------ Data provided ------

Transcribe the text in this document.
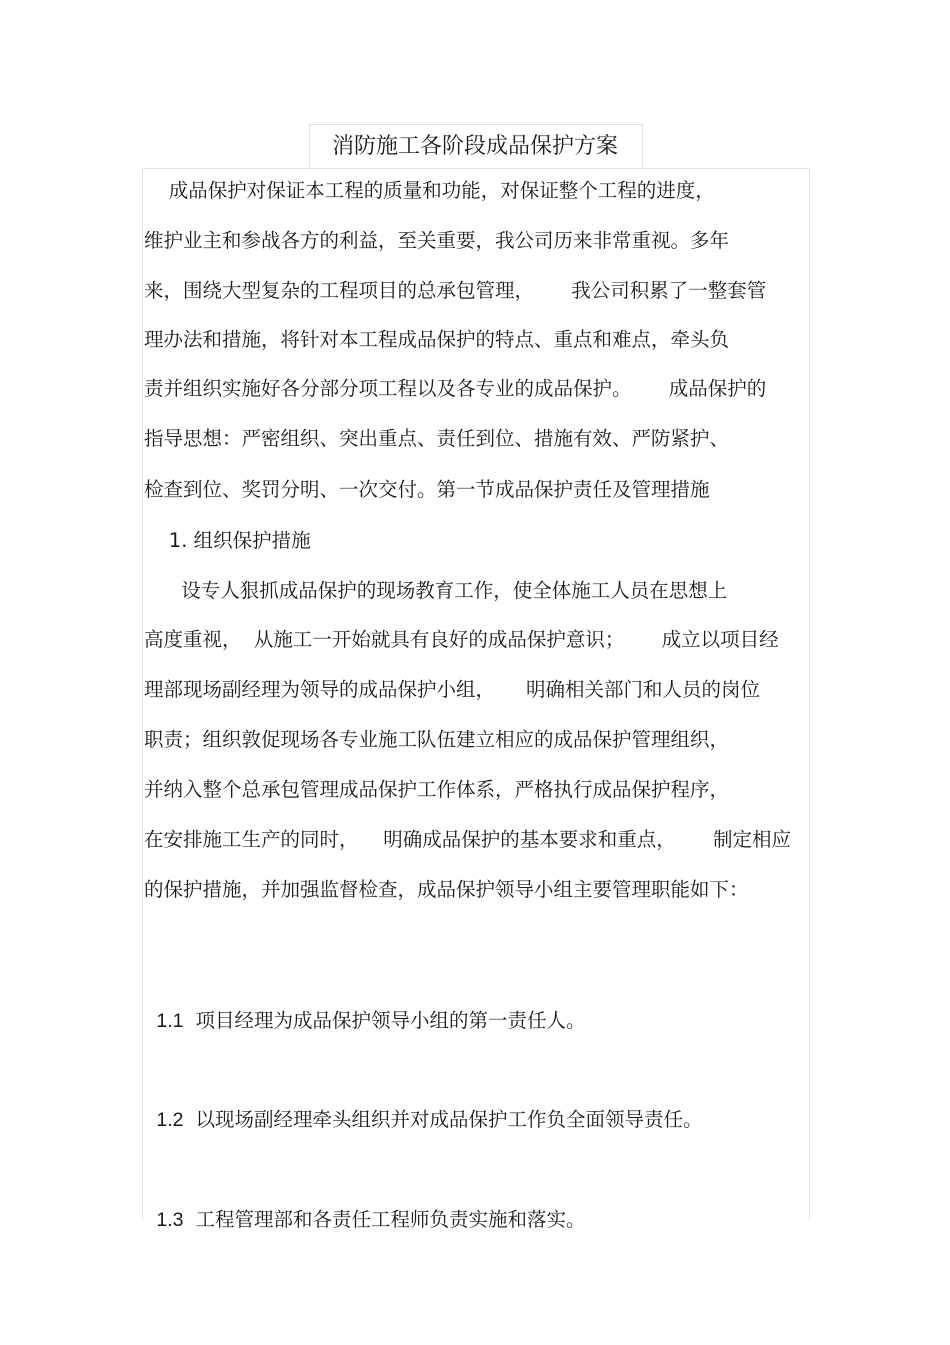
消防施工各阶段成品保护方案
成品保护对保证本工程的质量和功能，对保证整个工程的进度，
维护业主和参战各方的利益，至关重要，我公司历来非常重视。多年
来，围绕大型复杂的工程项目的总承包管理，      我公司积累了一整套管
理办法和措施，将针对本工程成品保护的特点、重点和难点，牵头负
责并组织实施好各分部分项工程以及各专业的成品保护。      成品保护的
指导思想：严密组织、突出重点、责任到位、措施有效、严防紧护、
检查到位、奖罚分明、一次交付。第一节成品保护责任及管理措施
1. 组织保护措施
设专人狠抓成品保护的现场教育工作，使全体施工人员在思想上
高度重视，  从施工一开始就具有良好的成品保护意识；      成立以项目经
理部现场副经理为领导的成品保护小组，     明确相关部门和人员的岗位
职责；组织敦促现场各专业施工队伍建立相应的成品保护管理组织，
并纳入整个总承包管理成品保护工作体系，严格执行成品保护程序，
在安排施工生产的同时，    明确成品保护的基本要求和重点，      制定相应
的保护措施，并加强监督检查，成品保护领导小组主要管理职能如下：

1.1 项目经理为成品保护领导小组的第一责任人。

1.2 以现场副经理牵头组织并对成品保护工作负全面领导责任。

1.3 工程管理部和各责任工程师负责实施和落实。
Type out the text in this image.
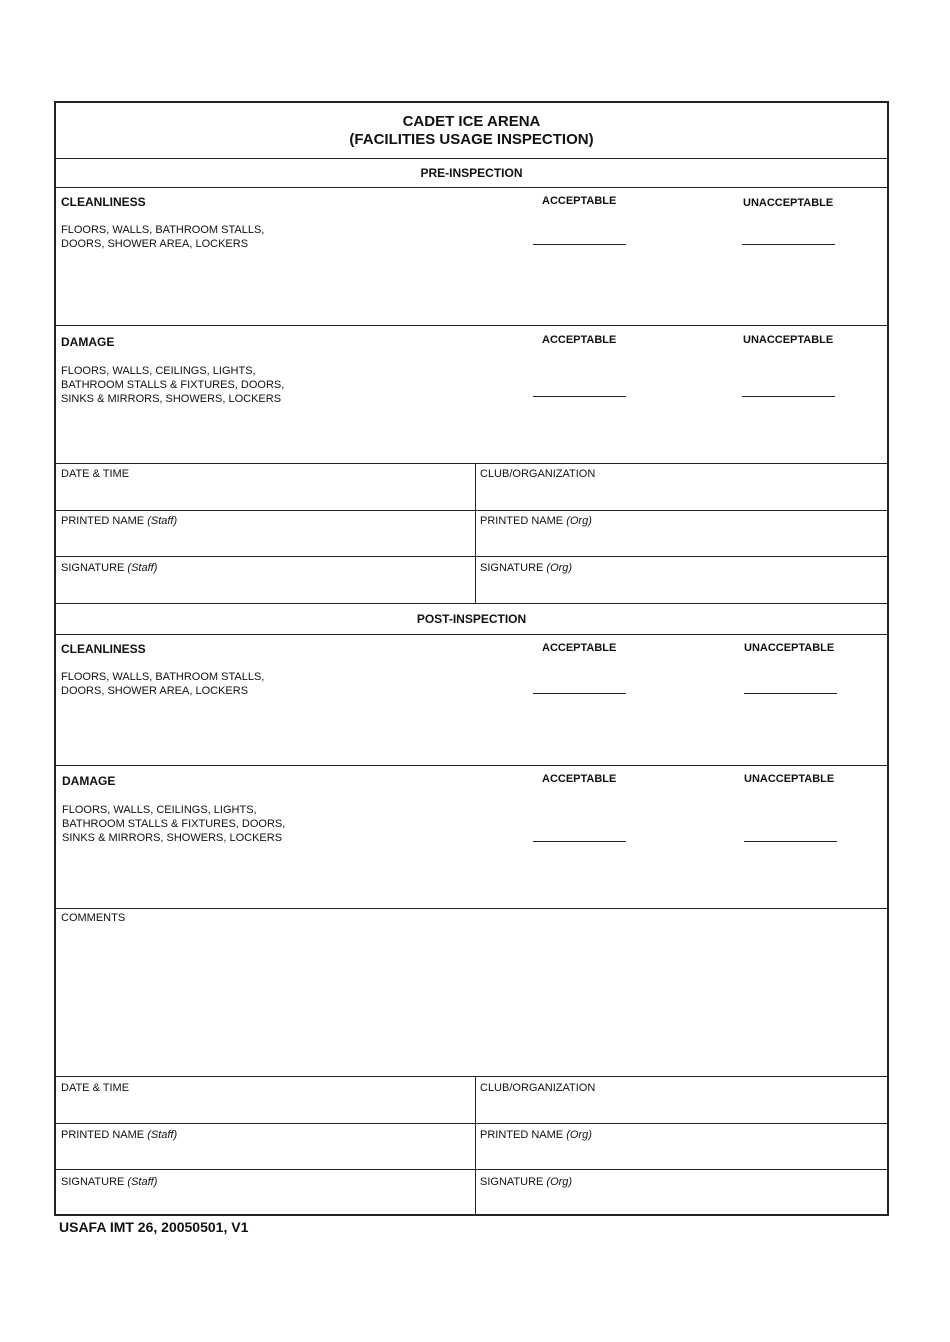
CADET ICE ARENA
(FACILITIES USAGE INSPECTION)
PRE-INSPECTION
CLEANLINESS	ACCEPTABLE	UNACCEPTABLE
FLOORS, WALLS, BATHROOM STALLS,
DOORS, SHOWER AREA, LOCKERS
DAMAGE	ACCEPTABLE	UNACCEPTABLE
FLOORS, WALLS, CEILINGS, LIGHTS,
BATHROOM STALLS & FIXTURES, DOORS,
SINKS & MIRRORS, SHOWERS, LOCKERS
DATE & TIME	CLUB/ORGANIZATION
PRINTED NAME (Staff)	PRINTED NAME (Org)
SIGNATURE (Staff)	SIGNATURE (Org)
POST-INSPECTION
CLEANLINESS	ACCEPTABLE	UNACCEPTABLE
FLOORS, WALLS, BATHROOM STALLS,
DOORS, SHOWER AREA, LOCKERS
DAMAGE	ACCEPTABLE	UNACCEPTABLE
FLOORS, WALLS, CEILINGS, LIGHTS,
BATHROOM STALLS & FIXTURES, DOORS,
SINKS & MIRRORS, SHOWERS, LOCKERS
COMMENTS
DATE & TIME	CLUB/ORGANIZATION
PRINTED NAME (Staff)	PRINTED NAME (Org)
SIGNATURE (Staff)	SIGNATURE (Org)
USAFA IMT 26, 20050501, V1
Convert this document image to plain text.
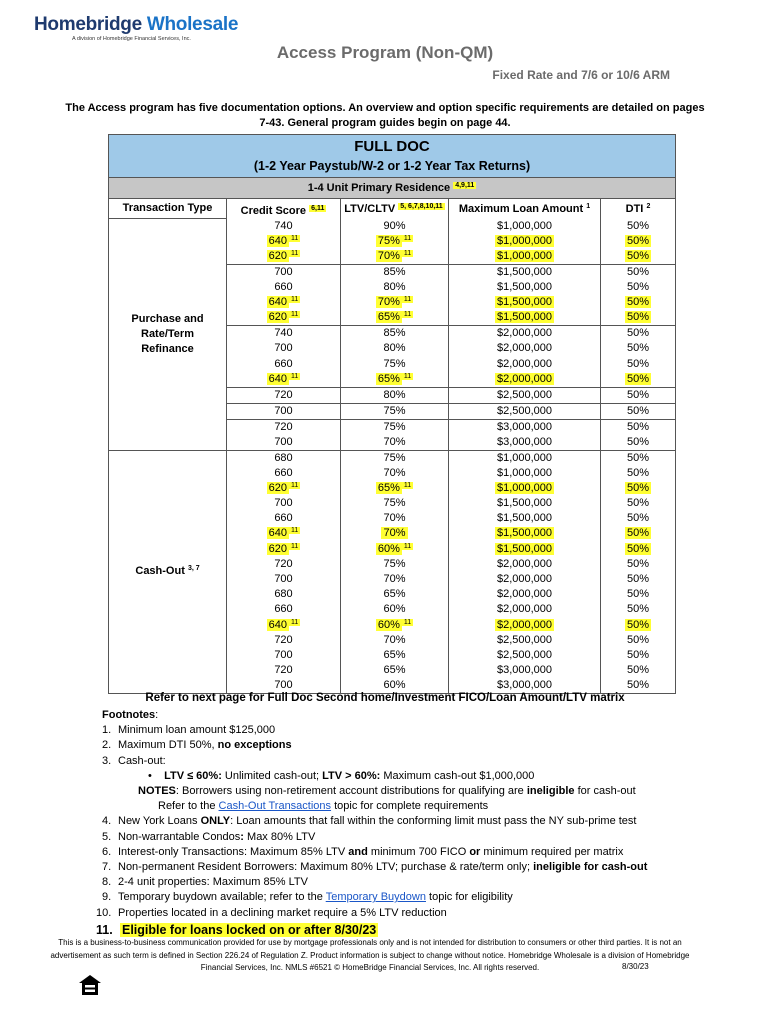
Homebridge Wholesale
A division of Homebridge Financial Services, Inc.
Access Program (Non-QM)
Fixed Rate and 7/6 or 10/6 ARM
The Access program has five documentation options. An overview and option specific requirements are detailed on pages 7-43. General program guides begin on page 44.
FULL DOC
(1-2 Year Paystub/W-2 or 1-2 Year Tax Returns)				

1-4 Unit Primary Residence $^{4,9,11}$
Transaction Type	Credit Score $^{6,11}$	LTV/CLTV $^{5, 6,7,8,10,11}$	Maximum Loan Amount $^1$	DTI $^2$
Purchase and Rate/Term Refinance	740	90%	$1,000,000	50%
	640 $^{11}$	75% $^{11}$	$1,000,000	50%
	620 $^{11}$	70% $^{11}$	$1,000,000	50%
	700	85%	$1,500,000	50%
	660	80%	$1,500,000	50%
	640 $^{11}$	70% $^{11}$	$1,500,000	50%
	620 $^{11}$	65% $^{11}$	$1,500,000	50%
	740	85%	$2,000,000	50%
	700	80%	$2,000,000	50%
	660	75%	$2,000,000	50%
	640 $^{11}$	65% $^{11}$	$2,000,000	50%
	720	80%	$2,500,000	50%
	700	75%	$2,500,000	50%
	720	75%	$3,000,000	50%
	700	70%	$3,000,000	50%
Cash-Out $^{3, 7}$	680	75%	$1,000,000	50%
	660	70%	$1,000,000	50%
	620 $^{11}$	65% $^{11}$	$1,000,000	50%
	700	75%	$1,500,000	50%
	660	70%	$1,500,000	50%
	640 $^{11}$	70%	$1,500,000	50%
	620 $^{11}$	60% $^{11}$	$1,500,000	50%
	720	75%	$2,000,000	50%
	700	70%	$2,000,000	50%
	680	65%	$2,000,000	50%
	660	60%	$2,000,000	50%
	640 $^{11}$	60% $^{11}$	$2,000,000	50%
	720	70%	$2,500,000	50%
	700	65%	$2,500,000	50%
	720	65%	$3,000,000	50%
	700	60%	$3,000,000	50%
Refer to next page for Full Doc Second home/Investment FICO/Loan Amount/LTV matrix
Footnotes:
1. Minimum loan amount $125,000
2. Maximum DTI 50%, no exceptions
3. Cash-out:
•    LTV ≤ 60%: Unlimited cash-out; LTV > 60%: Maximum cash-out $1,000,000
NOTES: Borrowers using non-retirement account distributions for qualifying are ineligible for cash-out
Refer to the Cash-Out Transactions topic for complete requirements
4. New York Loans ONLY: Loan amounts that fall within the conforming limit must pass the NY sub-prime test
5. Non-warrantable Condos: Max 80% LTV
6. Interest-only Transactions: Maximum 85% LTV and minimum 700 FICO or minimum required per matrix
7. Non-permanent Resident Borrowers: Maximum 80% LTV; purchase & rate/term only; ineligible for cash-out
8. 2-4 unit properties: Maximum 85% LTV
9. Temporary buydown available; refer to the Temporary Buydown topic for eligibility
10. Properties located in a declining market require a 5% LTV reduction
11. Eligible for loans locked on or after 8/30/23
This is a business-to-business communication provided for use by mortgage professionals only and is not intended for distribution to consumers or other third parties. It is not an advertisement as such term is defined in Section 226.24 of Regulation Z. Product information is subject to change without notice. Homebridge Wholesale is a division of Homebridge Financial Services, Inc. NMLS #6521 © HomeBridge Financial Services, Inc. All rights reserved.	8/30/23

------

Exercise task: Omit the pictures and reproduce the listing exactly.

Task response:
Transcribe the text in this document.
消防施工各阶段成品保护方案
成品保护对保证本工程的质量和功能，对保证整个工程的进度，
维护业主和参战各方的利益，至关重要，我公司历来非常重视。多年
来，围绕大型复杂的工程项目的总承包管理，      我公司积累了一整套管
理办法和措施，将针对本工程成品保护的特点、重点和难点，牵头负
责并组织实施好各分部分项工程以及各专业的成品保护。      成品保护的
指导思想：严密组织、突出重点、责任到位、措施有效、严防紧护、
检查到位、奖罚分明、一次交付。第一节成品保护责任及管理措施
1. 组织保护措施
设专人狠抓成品保护的现场教育工作，使全体施工人员在思想上
高度重视，  从施工一开始就具有良好的成品保护意识；      成立以项目经
理部现场副经理为领导的成品保护小组，     明确相关部门和人员的岗位
职责；组织敦促现场各专业施工队伍建立相应的成品保护管理组织，
并纳入整个总承包管理成品保护工作体系，严格执行成品保护程序，
在安排施工生产的同时，    明确成品保护的基本要求和重点，      制定相应
的保护措施，并加强监督检查，成品保护领导小组主要管理职能如下：

1.1 项目经理为成品保护领导小组的第一责任人。

1.2 以现场副经理牵头组织并对成品保护工作负全面领导责任。

1.3 工程管理部和各责任工程师负责实施和落实。
Type out the text in this image.
CADET ICE ARENA
(FACILITIES USAGE INSPECTION)
PRE-INSPECTION
CLEANLINESS	ACCEPTABLE	UNACCEPTABLE
FLOORS, WALLS, BATHROOM STALLS,
DOORS, SHOWER AREA, LOCKERS
DAMAGE	ACCEPTABLE	UNACCEPTABLE
FLOORS, WALLS, CEILINGS, LIGHTS,
BATHROOM STALLS & FIXTURES, DOORS,
SINKS & MIRRORS, SHOWERS, LOCKERS
DATE & TIME	CLUB/ORGANIZATION
PRINTED NAME (Staff)	PRINTED NAME (Org)
SIGNATURE (Staff)	SIGNATURE (Org)
POST-INSPECTION
CLEANLINESS	ACCEPTABLE	UNACCEPTABLE
FLOORS, WALLS, BATHROOM STALLS,
DOORS, SHOWER AREA, LOCKERS
DAMAGE	ACCEPTABLE	UNACCEPTABLE
FLOORS, WALLS, CEILINGS, LIGHTS,
BATHROOM STALLS & FIXTURES, DOORS,
SINKS & MIRRORS, SHOWERS, LOCKERS
COMMENTS
DATE & TIME	CLUB/ORGANIZATION
PRINTED NAME (Staff)	PRINTED NAME (Org)
SIGNATURE (Staff)	SIGNATURE (Org)
USAFA IMT 26, 20050501, V1
Convert this document image to plain text.
Homebridge Wholesale
A division of Homebridge Financial Services, Inc.
Access Program (Non-QM)
Fixed Rate and 7/6 or 10/6 ARM
The Access program has five documentation options. An overview and option specific requirements are detailed on pages 7-43. General program guides begin on page 44.
FULL DOC
(1-2 Year Paystub/W-2 or 1-2 Year Tax Returns)				

1-4 Unit Primary Residence $^{4,9,11}$
Transaction Type	Credit Score $^{6,11}$	LTV/CLTV $^{5, 6,7,8,10,11}$	Maximum Loan Amount $^1$	DTI $^2$
Purchase and Rate/Term Refinance	740	90%	$1,000,000	50%
	640 $^{11}$	75% $^{11}$	$1,000,000	50%
	620 $^{11}$	70% $^{11}$	$1,000,000	50%
	700	85%	$1,500,000	50%
	660	80%	$1,500,000	50%
	640 $^{11}$	70% $^{11}$	$1,500,000	50%
	620 $^{11}$	65% $^{11}$	$1,500,000	50%
	740	85%	$2,000,000	50%
	700	80%	$2,000,000	50%
	660	75%	$2,000,000	50%
	640 $^{11}$	65% $^{11}$	$2,000,000	50%
	720	80%	$2,500,000	50%
	700	75%	$2,500,000	50%
	720	75%	$3,000,000	50%
	700	70%	$3,000,000	50%
Cash-Out $^{3, 7}$	680	75%	$1,000,000	50%
	660	70%	$1,000,000	50%
	620 $^{11}$	65% $^{11}$	$1,000,000	50%
	700	75%	$1,500,000	50%
	660	70%	$1,500,000	50%
	640 $^{11}$	70%	$1,500,000	50%
	620 $^{11}$	60% $^{11}$	$1,500,000	50%
	720	75%	$2,000,000	50%
	700	70%	$2,000,000	50%
	680	65%	$2,000,000	50%
	660	60%	$2,000,000	50%
	640 $^{11}$	60% $^{11}$	$2,000,000	50%
	720	70%	$2,500,000	50%
	700	65%	$2,500,000	50%
	720	65%	$3,000,000	50%
	700	60%	$3,000,000	50%
Refer to next page for Full Doc Second home/Investment FICO/Loan Amount/LTV matrix
Footnotes:
1. Minimum loan amount $125,000
2. Maximum DTI 50%, no exceptions
3. Cash-out:
•    LTV ≤ 60%: Unlimited cash-out; LTV > 60%: Maximum cash-out $1,000,000
NOTES: Borrowers using non-retirement account distributions for qualifying are ineligible for cash-out
Refer to the Cash-Out Transactions topic for complete requirements
4. New York Loans ONLY: Loan amounts that fall within the conforming limit must pass the NY sub-prime test
5. Non-warrantable Condos: Max 80% LTV
6. Interest-only Transactions: Maximum 85% LTV and minimum 700 FICO or minimum required per matrix
7. Non-permanent Resident Borrowers: Maximum 80% LTV; purchase & rate/term only; ineligible for cash-out
8. 2-4 unit properties: Maximum 85% LTV
9. Temporary buydown available; refer to the Temporary Buydown topic for eligibility
10. Properties located in a declining market require a 5% LTV reduction
11. Eligible for loans locked on or after 8/30/23
This is a business-to-business communication provided for use by mortgage professionals only and is not intended for distribution to consumers or other third parties. It is not an advertisement as such term is defined in Section 226.24 of Regulation Z. Product information is subject to change without notice. Homebridge Wholesale is a division of Homebridge Financial Services, Inc. NMLS #6521 © HomeBridge Financial Services, Inc. All rights reserved.	8/30/23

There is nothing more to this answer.